[Data excerpts]
··········

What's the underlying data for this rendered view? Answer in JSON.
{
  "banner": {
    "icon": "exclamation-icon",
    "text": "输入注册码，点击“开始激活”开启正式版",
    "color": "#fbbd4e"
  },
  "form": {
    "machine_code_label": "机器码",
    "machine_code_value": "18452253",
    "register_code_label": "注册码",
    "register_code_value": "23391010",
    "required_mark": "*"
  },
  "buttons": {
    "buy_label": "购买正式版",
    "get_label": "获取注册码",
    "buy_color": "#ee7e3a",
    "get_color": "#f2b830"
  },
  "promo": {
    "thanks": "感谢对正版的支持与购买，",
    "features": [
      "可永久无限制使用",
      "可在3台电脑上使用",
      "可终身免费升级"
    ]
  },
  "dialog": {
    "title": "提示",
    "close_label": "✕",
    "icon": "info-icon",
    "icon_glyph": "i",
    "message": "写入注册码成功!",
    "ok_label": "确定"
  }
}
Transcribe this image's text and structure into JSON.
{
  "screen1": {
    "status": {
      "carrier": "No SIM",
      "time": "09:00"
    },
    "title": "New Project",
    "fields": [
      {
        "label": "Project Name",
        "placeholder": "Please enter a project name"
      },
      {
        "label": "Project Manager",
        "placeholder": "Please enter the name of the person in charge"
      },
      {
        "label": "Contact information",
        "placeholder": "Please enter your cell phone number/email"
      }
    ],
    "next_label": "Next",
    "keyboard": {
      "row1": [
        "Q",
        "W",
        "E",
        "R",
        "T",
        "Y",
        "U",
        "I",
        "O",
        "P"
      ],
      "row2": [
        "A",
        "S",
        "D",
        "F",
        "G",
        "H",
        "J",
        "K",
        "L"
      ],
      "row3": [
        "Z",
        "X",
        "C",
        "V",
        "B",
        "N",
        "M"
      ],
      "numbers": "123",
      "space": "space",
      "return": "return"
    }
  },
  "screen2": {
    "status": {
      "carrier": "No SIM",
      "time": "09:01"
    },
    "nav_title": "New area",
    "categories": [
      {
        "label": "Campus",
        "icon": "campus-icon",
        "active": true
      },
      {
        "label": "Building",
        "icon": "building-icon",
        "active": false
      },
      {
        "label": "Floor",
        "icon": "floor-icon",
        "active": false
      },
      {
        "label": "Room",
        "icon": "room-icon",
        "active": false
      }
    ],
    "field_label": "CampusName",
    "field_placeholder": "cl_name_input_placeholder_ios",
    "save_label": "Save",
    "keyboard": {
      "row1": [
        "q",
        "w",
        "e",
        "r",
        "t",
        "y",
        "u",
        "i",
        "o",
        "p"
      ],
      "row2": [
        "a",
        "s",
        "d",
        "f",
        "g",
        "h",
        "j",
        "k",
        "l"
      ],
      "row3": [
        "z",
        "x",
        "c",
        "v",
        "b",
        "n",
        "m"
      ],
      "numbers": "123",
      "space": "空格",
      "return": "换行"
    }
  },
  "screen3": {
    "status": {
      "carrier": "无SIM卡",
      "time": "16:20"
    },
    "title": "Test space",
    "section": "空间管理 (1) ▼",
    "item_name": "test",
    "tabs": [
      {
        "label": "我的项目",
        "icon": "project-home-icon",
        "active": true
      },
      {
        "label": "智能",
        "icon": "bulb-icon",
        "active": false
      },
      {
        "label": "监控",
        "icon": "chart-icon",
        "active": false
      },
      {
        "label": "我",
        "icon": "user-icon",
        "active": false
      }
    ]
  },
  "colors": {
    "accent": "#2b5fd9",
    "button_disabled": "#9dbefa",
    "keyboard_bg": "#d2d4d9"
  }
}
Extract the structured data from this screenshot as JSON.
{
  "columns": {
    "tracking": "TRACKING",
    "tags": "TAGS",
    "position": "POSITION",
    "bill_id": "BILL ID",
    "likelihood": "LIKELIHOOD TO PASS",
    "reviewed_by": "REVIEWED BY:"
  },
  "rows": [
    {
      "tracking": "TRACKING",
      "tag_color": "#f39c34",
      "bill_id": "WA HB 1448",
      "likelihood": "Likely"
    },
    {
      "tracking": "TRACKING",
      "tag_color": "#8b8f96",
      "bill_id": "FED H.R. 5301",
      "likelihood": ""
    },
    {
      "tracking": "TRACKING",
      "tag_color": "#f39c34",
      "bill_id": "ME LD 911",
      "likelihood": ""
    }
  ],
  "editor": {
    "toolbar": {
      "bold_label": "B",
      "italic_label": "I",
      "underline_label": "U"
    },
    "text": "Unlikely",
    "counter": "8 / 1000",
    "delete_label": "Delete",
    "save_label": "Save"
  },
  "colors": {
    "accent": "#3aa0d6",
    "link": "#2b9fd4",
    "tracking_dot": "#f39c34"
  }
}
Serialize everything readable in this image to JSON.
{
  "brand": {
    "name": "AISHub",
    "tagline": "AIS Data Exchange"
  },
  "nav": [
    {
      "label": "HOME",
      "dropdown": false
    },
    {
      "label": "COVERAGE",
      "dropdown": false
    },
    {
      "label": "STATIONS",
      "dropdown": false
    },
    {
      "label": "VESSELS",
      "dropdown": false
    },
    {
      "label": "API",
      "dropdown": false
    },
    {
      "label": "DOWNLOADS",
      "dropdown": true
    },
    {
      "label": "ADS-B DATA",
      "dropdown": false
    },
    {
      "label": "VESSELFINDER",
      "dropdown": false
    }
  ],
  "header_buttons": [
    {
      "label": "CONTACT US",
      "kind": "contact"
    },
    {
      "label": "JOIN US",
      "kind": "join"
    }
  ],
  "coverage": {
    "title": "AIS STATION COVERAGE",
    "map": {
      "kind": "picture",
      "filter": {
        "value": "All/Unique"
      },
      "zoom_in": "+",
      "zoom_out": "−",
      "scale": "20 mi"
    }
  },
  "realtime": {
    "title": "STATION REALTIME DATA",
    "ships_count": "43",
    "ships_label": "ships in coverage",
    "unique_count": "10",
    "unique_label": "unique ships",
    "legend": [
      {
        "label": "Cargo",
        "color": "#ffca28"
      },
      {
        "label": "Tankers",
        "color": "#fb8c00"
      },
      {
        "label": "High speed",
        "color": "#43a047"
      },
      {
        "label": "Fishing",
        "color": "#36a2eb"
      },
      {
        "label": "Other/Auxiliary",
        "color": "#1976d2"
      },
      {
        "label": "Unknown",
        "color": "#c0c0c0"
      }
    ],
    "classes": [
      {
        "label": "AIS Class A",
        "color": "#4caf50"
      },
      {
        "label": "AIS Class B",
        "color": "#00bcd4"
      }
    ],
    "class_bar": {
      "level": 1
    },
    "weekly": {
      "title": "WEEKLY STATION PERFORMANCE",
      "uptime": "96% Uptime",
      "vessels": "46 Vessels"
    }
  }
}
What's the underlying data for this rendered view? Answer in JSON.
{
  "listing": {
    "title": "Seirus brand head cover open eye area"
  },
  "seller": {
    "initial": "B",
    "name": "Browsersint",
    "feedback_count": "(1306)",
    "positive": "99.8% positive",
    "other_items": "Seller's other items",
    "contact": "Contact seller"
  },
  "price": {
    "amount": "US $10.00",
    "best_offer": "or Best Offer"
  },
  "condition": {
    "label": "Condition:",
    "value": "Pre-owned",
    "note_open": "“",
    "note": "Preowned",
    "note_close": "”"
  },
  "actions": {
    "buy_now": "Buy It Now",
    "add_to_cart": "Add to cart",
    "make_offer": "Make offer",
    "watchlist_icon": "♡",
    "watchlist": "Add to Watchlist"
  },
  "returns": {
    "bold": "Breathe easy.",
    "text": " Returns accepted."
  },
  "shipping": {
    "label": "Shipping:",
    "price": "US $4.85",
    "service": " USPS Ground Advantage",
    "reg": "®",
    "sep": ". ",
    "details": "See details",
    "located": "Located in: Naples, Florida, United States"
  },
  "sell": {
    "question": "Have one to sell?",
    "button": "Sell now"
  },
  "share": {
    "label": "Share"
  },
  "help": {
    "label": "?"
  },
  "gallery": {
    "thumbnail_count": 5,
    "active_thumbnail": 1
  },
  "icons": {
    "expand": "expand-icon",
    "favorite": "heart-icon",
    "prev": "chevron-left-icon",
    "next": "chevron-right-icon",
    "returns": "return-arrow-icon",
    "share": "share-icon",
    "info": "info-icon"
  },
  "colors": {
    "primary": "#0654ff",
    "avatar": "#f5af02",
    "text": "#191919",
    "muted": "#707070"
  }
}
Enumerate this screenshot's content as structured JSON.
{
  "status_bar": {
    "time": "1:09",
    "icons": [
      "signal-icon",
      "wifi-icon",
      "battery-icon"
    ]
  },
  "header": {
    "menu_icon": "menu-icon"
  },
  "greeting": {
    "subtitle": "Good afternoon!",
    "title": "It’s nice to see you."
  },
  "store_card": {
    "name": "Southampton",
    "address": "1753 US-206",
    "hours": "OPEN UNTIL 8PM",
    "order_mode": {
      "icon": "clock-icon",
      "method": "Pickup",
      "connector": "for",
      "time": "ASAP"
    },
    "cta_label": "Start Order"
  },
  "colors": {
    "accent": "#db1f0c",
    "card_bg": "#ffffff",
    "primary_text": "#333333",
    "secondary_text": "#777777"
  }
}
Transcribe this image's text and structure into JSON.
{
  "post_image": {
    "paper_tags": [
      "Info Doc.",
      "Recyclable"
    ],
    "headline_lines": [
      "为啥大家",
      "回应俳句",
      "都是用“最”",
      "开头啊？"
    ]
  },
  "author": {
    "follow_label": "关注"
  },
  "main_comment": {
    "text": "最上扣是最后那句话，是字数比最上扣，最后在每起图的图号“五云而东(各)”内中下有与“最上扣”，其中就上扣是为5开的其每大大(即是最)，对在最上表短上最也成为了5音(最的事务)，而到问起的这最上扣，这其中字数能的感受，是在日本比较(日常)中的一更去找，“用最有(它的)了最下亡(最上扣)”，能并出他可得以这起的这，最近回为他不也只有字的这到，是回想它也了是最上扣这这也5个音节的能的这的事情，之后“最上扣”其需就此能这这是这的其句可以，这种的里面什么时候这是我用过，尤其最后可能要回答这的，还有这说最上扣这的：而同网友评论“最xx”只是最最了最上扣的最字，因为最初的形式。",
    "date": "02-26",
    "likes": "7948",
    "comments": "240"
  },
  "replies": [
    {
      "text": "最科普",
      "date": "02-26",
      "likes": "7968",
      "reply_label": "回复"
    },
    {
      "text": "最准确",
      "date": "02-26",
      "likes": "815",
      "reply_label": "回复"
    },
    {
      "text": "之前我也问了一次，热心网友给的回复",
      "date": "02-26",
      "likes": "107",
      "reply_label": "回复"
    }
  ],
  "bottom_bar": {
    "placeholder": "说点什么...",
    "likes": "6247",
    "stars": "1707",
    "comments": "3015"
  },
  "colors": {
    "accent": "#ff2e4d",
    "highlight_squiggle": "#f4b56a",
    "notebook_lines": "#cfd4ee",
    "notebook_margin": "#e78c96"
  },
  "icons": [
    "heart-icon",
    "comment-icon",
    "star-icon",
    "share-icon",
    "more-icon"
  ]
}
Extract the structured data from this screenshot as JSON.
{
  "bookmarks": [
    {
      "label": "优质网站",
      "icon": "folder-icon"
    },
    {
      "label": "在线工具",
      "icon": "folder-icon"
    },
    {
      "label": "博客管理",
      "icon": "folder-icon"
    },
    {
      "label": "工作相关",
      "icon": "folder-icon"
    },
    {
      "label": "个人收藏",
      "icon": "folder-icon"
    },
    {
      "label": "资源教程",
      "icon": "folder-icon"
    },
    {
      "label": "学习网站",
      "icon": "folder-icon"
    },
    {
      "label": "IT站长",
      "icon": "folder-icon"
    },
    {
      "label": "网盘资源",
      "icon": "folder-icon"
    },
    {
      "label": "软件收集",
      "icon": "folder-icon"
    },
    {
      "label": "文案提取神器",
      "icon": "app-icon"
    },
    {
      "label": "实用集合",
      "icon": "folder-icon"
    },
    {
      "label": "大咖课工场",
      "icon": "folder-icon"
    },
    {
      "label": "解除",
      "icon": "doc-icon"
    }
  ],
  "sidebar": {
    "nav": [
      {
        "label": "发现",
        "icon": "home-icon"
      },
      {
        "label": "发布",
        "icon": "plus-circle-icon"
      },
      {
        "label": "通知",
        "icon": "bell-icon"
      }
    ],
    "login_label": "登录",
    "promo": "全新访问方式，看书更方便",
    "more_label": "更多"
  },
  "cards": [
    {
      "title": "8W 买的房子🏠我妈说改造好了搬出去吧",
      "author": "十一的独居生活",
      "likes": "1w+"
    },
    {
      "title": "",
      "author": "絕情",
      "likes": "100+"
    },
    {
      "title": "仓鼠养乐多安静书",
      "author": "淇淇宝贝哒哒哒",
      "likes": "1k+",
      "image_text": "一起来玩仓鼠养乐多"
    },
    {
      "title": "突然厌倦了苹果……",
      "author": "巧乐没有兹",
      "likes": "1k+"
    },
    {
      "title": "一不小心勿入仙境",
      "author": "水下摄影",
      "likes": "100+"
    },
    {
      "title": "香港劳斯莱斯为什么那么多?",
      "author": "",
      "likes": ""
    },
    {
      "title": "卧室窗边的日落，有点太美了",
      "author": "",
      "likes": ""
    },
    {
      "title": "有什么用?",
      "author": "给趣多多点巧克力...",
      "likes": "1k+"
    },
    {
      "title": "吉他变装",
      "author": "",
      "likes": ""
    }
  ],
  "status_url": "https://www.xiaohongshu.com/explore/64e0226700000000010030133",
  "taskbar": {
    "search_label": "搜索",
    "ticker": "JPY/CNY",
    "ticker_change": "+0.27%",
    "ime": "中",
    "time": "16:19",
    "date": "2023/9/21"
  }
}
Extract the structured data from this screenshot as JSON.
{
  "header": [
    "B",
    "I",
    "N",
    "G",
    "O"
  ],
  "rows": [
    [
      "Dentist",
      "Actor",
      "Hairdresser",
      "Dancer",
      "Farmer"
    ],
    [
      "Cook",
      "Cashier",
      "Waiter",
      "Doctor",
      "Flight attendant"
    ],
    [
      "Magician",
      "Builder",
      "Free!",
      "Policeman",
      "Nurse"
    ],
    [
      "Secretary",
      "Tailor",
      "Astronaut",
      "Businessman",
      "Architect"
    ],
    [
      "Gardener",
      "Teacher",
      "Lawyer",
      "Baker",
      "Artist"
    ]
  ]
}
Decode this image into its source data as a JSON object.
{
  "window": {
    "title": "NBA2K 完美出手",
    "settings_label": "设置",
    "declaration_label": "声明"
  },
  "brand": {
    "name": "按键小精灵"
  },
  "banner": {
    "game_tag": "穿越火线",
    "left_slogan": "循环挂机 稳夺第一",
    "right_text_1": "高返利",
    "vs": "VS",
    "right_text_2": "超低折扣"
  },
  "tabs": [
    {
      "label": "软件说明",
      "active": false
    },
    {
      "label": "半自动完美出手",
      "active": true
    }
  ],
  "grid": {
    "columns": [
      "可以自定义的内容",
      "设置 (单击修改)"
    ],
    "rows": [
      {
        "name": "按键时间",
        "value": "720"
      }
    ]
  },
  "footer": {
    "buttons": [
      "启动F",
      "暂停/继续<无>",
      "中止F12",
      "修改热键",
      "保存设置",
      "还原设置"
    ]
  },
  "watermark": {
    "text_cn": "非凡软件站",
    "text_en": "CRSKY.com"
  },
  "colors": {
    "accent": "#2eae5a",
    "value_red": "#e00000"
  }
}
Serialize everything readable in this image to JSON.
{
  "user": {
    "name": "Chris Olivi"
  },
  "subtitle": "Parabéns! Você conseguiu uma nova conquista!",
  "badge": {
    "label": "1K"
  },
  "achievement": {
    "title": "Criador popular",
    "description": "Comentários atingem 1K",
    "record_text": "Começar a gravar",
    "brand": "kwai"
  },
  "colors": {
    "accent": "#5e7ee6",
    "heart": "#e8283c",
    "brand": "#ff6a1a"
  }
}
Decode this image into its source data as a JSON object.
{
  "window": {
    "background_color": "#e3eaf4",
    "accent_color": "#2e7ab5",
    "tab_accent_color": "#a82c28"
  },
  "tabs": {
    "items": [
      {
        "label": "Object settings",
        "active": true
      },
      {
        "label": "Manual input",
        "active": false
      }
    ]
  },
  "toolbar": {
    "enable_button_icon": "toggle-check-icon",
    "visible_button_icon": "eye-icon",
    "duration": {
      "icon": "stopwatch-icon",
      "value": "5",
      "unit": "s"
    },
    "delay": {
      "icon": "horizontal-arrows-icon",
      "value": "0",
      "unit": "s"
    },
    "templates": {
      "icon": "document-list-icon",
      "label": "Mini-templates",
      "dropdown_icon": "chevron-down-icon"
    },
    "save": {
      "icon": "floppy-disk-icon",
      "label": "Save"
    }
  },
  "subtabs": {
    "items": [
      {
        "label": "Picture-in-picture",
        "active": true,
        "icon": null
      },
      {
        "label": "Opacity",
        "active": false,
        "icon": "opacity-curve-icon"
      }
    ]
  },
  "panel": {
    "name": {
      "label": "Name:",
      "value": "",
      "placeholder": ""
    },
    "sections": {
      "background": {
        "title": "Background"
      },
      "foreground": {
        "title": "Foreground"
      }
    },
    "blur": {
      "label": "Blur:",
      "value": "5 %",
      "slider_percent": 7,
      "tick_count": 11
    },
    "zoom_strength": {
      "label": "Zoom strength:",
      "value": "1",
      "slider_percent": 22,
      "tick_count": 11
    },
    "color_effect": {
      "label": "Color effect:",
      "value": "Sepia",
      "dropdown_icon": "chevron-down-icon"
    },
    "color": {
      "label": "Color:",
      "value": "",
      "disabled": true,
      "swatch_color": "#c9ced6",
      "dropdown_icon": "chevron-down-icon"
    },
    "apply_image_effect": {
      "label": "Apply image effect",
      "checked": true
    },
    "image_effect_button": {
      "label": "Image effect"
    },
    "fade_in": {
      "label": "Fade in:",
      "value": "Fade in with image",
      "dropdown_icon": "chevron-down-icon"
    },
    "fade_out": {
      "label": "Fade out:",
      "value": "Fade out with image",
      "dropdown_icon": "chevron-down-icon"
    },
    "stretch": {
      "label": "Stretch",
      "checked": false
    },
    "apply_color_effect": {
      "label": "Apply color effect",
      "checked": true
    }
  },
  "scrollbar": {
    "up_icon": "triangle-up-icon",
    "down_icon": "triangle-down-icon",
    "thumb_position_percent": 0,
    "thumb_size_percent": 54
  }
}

··········

◆ **WHAT IS NEEDED**:
Select the lines that carry the string "kind" and copy them.

◆ **TASK RESULT**:
      "kind": "contact"
      "kind": "join"
      "kind": "picture",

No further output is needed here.